**TASK:**
Lines containing the string "content" are to be counted; report the number and nothing more.

**SUPPLIED RECORDS:**
## START
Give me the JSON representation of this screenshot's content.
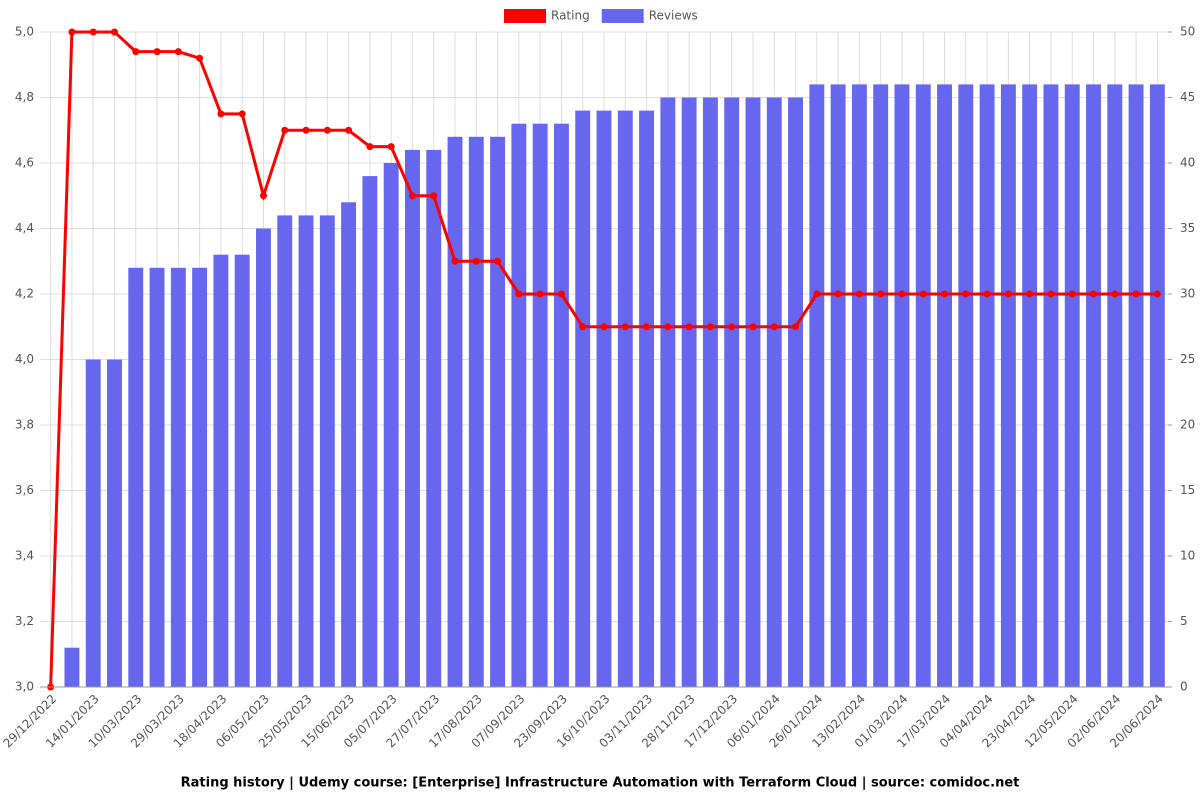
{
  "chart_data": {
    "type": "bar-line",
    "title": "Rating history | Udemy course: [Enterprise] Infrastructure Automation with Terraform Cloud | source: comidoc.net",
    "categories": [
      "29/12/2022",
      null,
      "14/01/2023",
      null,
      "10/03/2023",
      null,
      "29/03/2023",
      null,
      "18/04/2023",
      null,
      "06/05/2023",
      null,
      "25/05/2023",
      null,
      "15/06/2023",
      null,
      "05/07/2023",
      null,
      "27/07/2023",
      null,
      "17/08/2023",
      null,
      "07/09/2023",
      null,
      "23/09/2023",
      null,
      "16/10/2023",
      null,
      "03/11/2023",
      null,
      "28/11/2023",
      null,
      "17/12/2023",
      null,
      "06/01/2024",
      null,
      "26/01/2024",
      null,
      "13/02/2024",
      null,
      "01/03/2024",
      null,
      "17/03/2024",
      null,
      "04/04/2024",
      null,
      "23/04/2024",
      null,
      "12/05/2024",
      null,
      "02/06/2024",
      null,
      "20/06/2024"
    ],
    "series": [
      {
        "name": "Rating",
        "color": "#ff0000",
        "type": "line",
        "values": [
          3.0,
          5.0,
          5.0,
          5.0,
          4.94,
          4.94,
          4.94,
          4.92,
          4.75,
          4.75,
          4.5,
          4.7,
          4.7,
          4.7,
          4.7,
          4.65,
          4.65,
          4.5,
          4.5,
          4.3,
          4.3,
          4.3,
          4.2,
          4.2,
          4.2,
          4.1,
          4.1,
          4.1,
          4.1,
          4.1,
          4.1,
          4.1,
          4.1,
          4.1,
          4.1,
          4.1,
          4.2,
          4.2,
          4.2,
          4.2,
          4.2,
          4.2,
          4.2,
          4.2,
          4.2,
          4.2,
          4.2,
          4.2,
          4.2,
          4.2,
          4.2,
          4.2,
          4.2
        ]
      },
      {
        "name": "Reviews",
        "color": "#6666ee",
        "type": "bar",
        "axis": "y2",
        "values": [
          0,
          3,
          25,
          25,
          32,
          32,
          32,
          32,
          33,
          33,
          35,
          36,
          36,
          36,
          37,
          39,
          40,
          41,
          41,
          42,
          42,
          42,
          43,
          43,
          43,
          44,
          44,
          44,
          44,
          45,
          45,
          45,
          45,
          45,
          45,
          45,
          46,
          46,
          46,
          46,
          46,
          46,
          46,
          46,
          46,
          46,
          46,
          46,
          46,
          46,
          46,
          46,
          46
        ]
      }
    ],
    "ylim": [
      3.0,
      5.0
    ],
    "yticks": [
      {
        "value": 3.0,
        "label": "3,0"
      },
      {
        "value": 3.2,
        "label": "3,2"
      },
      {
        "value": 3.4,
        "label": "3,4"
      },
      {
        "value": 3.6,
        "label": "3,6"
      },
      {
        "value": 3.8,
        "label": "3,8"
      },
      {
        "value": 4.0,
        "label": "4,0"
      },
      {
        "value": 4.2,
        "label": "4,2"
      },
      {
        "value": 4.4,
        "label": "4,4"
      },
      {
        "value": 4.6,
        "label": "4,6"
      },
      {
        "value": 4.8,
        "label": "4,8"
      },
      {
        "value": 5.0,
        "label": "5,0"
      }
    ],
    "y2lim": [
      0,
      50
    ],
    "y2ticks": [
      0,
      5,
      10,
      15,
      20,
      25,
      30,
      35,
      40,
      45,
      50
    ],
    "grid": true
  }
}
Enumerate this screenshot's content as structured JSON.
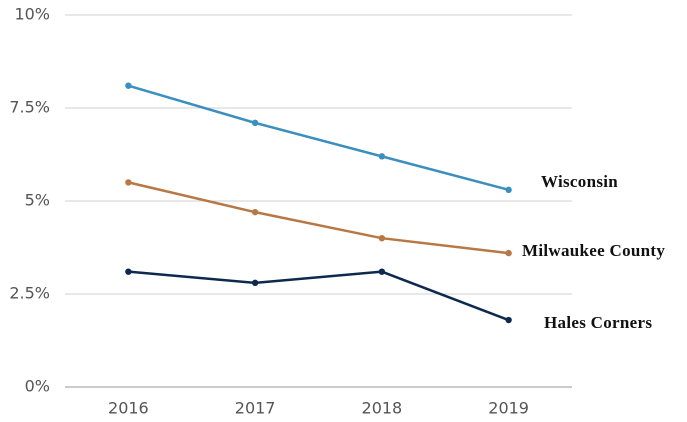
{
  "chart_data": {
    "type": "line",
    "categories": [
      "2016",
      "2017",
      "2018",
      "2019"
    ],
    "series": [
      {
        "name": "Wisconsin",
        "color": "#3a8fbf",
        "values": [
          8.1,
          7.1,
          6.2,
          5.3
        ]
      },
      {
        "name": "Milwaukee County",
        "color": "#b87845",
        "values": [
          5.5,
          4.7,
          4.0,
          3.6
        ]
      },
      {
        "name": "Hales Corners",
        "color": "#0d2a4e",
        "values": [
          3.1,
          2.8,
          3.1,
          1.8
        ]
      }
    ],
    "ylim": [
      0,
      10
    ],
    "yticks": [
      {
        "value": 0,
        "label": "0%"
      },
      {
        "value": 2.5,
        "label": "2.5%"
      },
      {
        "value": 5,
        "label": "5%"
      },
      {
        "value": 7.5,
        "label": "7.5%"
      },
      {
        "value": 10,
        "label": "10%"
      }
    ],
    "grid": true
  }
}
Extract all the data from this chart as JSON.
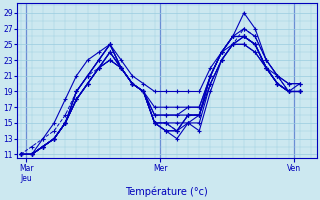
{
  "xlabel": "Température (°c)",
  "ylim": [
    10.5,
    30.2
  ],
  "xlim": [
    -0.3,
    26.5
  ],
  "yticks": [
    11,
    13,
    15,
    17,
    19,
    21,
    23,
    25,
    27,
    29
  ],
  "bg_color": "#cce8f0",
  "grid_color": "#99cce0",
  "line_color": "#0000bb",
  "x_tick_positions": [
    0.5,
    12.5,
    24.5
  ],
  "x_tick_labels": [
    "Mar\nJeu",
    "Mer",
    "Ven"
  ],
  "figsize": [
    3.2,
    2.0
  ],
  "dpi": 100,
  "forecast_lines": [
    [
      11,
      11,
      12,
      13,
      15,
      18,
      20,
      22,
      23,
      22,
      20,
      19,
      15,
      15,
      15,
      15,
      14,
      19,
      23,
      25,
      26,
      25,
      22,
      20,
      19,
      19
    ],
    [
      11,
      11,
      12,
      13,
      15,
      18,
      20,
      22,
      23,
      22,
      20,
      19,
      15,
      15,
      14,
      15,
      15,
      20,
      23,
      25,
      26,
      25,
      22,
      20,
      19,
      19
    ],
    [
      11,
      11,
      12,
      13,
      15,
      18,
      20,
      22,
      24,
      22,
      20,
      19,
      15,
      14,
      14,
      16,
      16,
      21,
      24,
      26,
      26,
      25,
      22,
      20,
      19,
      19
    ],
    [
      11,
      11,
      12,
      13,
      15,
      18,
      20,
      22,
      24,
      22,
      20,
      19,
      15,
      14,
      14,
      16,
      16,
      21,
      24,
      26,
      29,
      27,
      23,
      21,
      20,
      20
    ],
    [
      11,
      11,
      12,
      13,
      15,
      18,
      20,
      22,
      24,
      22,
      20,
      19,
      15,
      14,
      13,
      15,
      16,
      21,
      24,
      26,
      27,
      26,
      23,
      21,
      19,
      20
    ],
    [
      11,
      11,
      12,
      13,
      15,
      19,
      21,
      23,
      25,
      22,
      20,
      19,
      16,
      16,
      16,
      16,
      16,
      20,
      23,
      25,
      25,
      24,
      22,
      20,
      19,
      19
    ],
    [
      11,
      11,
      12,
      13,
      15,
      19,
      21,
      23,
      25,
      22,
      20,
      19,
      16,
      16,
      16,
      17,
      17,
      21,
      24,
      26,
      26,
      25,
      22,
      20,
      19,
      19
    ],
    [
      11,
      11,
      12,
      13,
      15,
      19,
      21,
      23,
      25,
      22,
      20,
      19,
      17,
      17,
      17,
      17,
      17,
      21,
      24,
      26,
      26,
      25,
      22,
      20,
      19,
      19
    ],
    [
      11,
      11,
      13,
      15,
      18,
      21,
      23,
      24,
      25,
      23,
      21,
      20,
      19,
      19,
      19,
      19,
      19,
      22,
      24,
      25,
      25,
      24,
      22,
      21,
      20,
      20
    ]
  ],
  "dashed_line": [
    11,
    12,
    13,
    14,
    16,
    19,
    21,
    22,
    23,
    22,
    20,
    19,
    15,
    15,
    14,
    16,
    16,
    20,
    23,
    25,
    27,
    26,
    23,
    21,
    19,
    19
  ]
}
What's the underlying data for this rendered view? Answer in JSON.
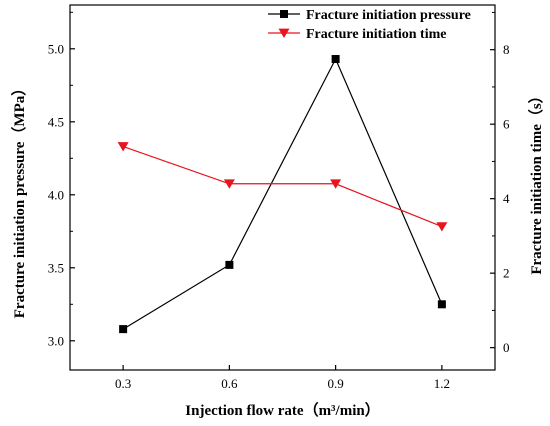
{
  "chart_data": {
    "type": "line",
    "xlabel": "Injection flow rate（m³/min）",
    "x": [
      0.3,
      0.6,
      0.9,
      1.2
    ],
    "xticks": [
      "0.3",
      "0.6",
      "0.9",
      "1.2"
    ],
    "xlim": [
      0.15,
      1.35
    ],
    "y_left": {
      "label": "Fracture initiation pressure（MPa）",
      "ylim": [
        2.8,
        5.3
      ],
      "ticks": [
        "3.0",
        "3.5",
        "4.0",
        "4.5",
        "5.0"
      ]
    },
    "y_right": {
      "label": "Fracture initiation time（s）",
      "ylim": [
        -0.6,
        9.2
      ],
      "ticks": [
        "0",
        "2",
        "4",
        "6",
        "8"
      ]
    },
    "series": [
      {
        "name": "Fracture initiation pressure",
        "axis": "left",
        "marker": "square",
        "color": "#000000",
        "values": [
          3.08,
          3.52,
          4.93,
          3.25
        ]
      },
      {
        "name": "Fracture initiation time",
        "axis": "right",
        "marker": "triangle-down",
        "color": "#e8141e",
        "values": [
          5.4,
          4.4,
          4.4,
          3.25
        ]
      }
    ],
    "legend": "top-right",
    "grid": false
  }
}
## END
**EXERCISE OUTPUT:**
2